──────── Record list ────────

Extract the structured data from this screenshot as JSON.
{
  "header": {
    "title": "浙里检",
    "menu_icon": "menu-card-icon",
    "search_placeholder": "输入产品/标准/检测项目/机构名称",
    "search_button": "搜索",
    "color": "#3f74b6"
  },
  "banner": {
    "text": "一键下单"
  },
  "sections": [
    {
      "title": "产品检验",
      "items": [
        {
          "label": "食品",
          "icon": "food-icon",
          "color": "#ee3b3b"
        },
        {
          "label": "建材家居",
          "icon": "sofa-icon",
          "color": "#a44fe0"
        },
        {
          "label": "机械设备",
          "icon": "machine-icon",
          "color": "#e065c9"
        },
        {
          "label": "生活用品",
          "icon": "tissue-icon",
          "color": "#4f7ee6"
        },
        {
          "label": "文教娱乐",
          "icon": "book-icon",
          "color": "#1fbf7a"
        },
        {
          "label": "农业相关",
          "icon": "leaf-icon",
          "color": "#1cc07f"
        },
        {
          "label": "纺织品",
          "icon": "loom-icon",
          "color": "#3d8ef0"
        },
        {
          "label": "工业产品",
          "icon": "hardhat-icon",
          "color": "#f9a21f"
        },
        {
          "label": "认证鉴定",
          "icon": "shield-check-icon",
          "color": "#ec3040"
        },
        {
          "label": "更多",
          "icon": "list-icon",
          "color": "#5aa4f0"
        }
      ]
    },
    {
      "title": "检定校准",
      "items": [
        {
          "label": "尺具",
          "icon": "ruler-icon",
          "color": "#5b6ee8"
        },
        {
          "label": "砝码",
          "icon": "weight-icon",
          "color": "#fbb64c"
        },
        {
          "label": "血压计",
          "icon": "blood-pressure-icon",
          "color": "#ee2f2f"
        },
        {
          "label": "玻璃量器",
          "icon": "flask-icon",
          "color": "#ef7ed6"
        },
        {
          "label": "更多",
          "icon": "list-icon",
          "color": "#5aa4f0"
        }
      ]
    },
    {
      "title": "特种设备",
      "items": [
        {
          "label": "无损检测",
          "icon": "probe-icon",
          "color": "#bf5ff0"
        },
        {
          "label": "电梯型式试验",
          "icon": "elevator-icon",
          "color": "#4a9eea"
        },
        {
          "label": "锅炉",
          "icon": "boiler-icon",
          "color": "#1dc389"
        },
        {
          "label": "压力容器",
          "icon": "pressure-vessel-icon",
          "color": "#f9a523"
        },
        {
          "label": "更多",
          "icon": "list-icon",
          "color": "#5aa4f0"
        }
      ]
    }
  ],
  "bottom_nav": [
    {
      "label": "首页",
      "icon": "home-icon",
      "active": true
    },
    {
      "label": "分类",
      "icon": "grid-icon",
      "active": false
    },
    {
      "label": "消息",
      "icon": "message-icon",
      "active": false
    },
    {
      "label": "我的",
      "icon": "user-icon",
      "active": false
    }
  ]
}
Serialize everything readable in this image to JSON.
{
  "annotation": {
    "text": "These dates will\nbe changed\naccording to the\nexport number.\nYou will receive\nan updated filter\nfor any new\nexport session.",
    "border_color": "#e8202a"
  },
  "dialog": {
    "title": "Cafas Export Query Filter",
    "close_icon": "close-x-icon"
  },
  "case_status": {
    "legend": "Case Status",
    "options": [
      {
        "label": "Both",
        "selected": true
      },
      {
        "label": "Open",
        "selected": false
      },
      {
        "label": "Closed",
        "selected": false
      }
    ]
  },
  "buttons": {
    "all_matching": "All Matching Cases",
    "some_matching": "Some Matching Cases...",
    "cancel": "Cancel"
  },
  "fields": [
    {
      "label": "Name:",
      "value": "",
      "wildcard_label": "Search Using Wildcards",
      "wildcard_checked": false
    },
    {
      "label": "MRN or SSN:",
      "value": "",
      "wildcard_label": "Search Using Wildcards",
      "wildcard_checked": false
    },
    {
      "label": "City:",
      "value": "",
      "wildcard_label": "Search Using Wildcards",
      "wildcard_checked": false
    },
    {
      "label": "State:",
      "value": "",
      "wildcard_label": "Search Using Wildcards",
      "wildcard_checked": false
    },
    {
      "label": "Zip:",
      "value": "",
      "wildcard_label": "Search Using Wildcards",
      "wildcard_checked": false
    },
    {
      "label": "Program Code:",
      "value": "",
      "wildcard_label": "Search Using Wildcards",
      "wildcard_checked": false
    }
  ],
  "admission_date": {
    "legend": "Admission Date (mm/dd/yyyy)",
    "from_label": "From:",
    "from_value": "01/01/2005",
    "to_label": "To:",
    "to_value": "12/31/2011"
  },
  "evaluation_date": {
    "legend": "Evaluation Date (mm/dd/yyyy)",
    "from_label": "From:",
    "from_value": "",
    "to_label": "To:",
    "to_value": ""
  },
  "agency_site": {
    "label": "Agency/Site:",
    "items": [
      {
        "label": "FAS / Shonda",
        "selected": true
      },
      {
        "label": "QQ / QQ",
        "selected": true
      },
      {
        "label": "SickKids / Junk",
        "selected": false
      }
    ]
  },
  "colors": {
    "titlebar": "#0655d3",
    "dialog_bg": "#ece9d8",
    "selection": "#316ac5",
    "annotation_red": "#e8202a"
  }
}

────────

■ **Work to be completed**: Isolate the lines that hold the word "yyyy" and copy all of them.

■ **The result**:
    "legend": "Admission Date (mm/dd/yyyy)",
    "legend": "Evaluation Date (mm/dd/yyyy)",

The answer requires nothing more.